__WHAT YOU HAVE TO DO__. Set down the following passage about Wendell Berry's essay on farming in the Southwest in full, word for word.

__DOCUMENT SEGMENT__.

= Beginning of Section =

Like the essay on Peruvian farmers I quoted from in the last installment of Wednesday Wendell, Three Ways of Farming in the Southwest chronicles a trip Wendell Berry took to observe traditional agricultures in a context far removed from his Kentucky home -- here the desert Southwest of Arizona. Along the way Berry encounters an old man of the Hopi tribe who laments the disintegration of values and skills that kept that community self-sufficient and intact for generations.
Berry admits that this sounds like the proverbial complaint of the old about the young. "They are lazy." "They don't care about the old ways." etc. But, Berry argues, this man isn't ranting he's matter-of-factly stating what he's observed, and he's articulating a theme that figures prominently in Berry's life and writings.
I agree with the old man. I am worried about the decline of farming communities of all kinds, because I think that among the practical consequences of that decline will sooner or later be hunger.
In some respects, the traditional subsistence agricultures are the best agricultures, the best assurances of a continuous food supply, simply because they are not—or were not—dependent on outside sources that must be purchased. To exchange these locally self-sufficient subsistence agricultures for the "good life" of a consumer economy is like climbing out of a lifeboat onto a sinking ship. That image, I think, only seems extravagant. The values of our present economy do indeed suggest that it is better to perish with some ostentation of fashion and expense than to survive by modest competence, thrift, and industry.
In saying such things, one must anticipate the accusation that one is simply indulging in nostalgia—sentimentalizing the past, yearning naively for the survival of quaint anachronisms and relics. That might be true if one were dealing only with rare and isolated instances. The fact is, however, that these instances are not rare or isolated. The decline of the Indian agricultures of the Southwest follows exactly the pattern of the decline of local agricultures everywhere else in the country. The economy of extravagance has overthrown the economies of thrift. Local cultures and agricultures such as those of the Hopi and the Papago do not deserve to survive for their picturesque trappings or their interest as artifacts; they deserve to survive—and to be emulated—because they embody the principles of thrift and care that are indispensable to the survival of human beings.

= End of Section =

__DATA SHOWN__.
= Beginning of Section =

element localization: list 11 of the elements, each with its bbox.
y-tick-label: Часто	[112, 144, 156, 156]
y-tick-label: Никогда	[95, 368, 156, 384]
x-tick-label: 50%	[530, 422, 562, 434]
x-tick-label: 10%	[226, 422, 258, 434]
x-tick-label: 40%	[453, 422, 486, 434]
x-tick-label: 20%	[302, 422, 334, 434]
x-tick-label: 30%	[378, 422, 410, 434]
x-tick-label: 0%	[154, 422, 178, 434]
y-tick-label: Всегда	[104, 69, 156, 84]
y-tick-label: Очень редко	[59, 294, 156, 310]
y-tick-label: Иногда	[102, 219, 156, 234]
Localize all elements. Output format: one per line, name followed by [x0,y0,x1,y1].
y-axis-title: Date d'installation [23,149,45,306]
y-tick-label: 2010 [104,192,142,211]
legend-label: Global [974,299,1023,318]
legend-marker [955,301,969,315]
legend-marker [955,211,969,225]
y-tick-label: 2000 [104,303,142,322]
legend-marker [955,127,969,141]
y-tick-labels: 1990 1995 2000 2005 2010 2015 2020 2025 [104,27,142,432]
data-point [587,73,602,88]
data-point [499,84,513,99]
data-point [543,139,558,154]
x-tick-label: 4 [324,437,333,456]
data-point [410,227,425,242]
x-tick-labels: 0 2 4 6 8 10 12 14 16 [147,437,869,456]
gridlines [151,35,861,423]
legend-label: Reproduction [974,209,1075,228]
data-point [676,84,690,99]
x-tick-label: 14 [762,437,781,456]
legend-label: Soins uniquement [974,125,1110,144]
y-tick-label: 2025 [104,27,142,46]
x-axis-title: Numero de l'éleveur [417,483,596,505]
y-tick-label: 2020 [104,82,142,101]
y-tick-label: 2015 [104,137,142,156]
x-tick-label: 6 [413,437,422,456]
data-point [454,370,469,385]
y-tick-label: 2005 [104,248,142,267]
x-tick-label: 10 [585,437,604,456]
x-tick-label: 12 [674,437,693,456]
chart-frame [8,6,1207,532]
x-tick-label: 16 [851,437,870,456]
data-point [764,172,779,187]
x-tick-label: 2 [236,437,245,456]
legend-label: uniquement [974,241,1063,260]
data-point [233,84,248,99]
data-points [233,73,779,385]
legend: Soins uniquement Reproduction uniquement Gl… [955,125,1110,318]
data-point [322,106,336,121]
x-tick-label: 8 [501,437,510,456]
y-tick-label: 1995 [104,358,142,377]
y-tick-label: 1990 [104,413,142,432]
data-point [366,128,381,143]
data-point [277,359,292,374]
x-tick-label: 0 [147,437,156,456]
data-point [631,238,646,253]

= End of Section =

__REPLY__.
Like the essay on Peruvian farmers I quoted from in the last installment of Wednesday Wendell, Three Ways of Farming in the Southwest chronicles a trip Wendell Berry took to observe traditional agricultures in a context far removed from his Kentucky home -- here the desert Southwest of Arizona. Along the way Berry encounters an old man of the Hopi tribe who laments the disintegration of values and skills that kept that community self-sufficient and intact for generations.
Berry admits that this sounds like the proverbial complaint of the old about the young. "They are lazy." "They don't care about the old ways." etc. But, Berry argues, this man isn't ranting he's matter-of-factly stating what he's observed, and he's articulating a theme that figures prominently in Berry's life and writings.
I agree with the old man. I am worried about the decline of farming communities of all kinds, because I think that among the practical consequences of that decline will sooner or later be hunger.
In some respects, the traditional subsistence agricultures are the best agricultures, the best assurances of a continuous food supply, simply because they are not—or were not—dependent on outside sources that must be purchased. To exchange these locally self-sufficient subsistence agricultures for the "good life" of a consumer economy is like climbing out of a lifeboat onto a sinking ship. That image, I think, only seems extravagant. The values of our present economy do indeed suggest that it is better to perish with some ostentation of fashion and expense than to survive by modest competence, thrift, and industry.
In saying such things, one must anticipate the accusation that one is simply indulging in nostalgia—sentimentalizing the past, yearning naively for the survival of quaint anachronisms and relics. That might be true if one were dealing only with rare and isolated instances. The fact is, however, that these instances are not rare or isolated. The decline of the Indian agricultures of the Southwest follows exactly the pattern of the decline of local agricultures everywhere else in the country. The economy of extravagance has overthrown the economies of thrift. Local cultures and agricultures such as those of the Hopi and the Papago do not deserve to survive for their picturesque trappings or their interest as artifacts; they deserve to survive—and to be emulated—because they embody the principles of thrift and care that are indispensable to the survival of human beings.